→ **Dataset records**

---

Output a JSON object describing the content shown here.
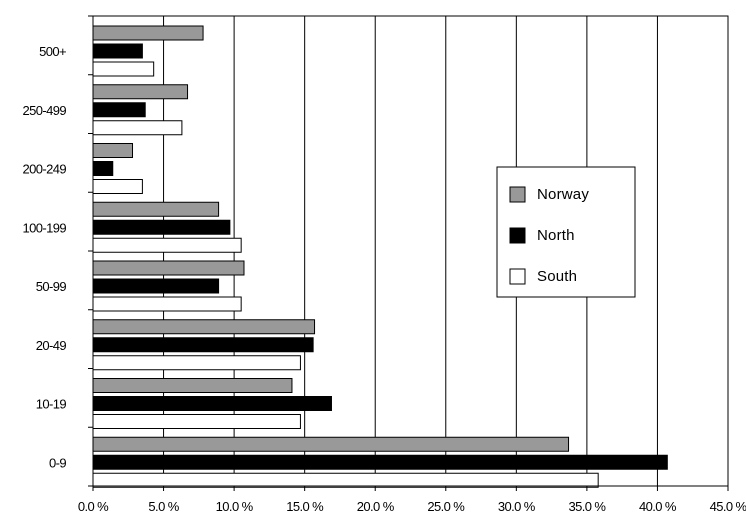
{
  "chart_data": {
    "type": "bar",
    "orientation": "horizontal",
    "categories": [
      "500+",
      "250-499",
      "200-249",
      "100-199",
      "50-99",
      "20-49",
      "10-19",
      "0-9"
    ],
    "series": [
      {
        "name": "Norway",
        "color": "#999999",
        "values": [
          7.8,
          6.7,
          2.8,
          8.9,
          10.7,
          15.7,
          14.1,
          33.7
        ]
      },
      {
        "name": "North",
        "color": "#000000",
        "values": [
          3.5,
          3.7,
          1.4,
          9.7,
          8.9,
          15.6,
          16.9,
          40.7
        ]
      },
      {
        "name": "South",
        "color": "#ffffff",
        "values": [
          4.3,
          6.3,
          3.5,
          10.5,
          10.5,
          14.7,
          14.7,
          35.8
        ]
      }
    ],
    "xlim": [
      0,
      45
    ],
    "xticks": [
      "0.0 %",
      "5.0 %",
      "10.0 %",
      "15.0 %",
      "20.0 %",
      "25.0 %",
      "30.0 %",
      "35.0 %",
      "40.0 %",
      "45.0 %"
    ],
    "xlabel": "",
    "ylabel": "",
    "title": "",
    "grid": "vertical",
    "legend_position": "right"
  }
}
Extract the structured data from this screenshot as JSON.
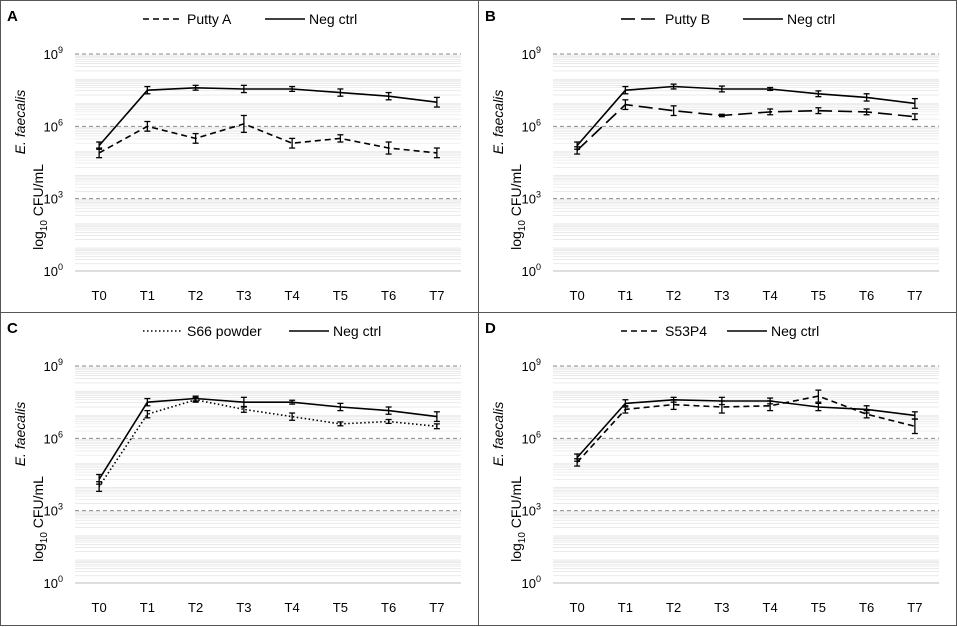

---

→ **Your objective**
Locate the word "JSON" in the data above. Copy every line carrying it.

→ **Finished task**
Output a JSON object describing the content shown here.
Extract the structured data from this screenshot as JSON.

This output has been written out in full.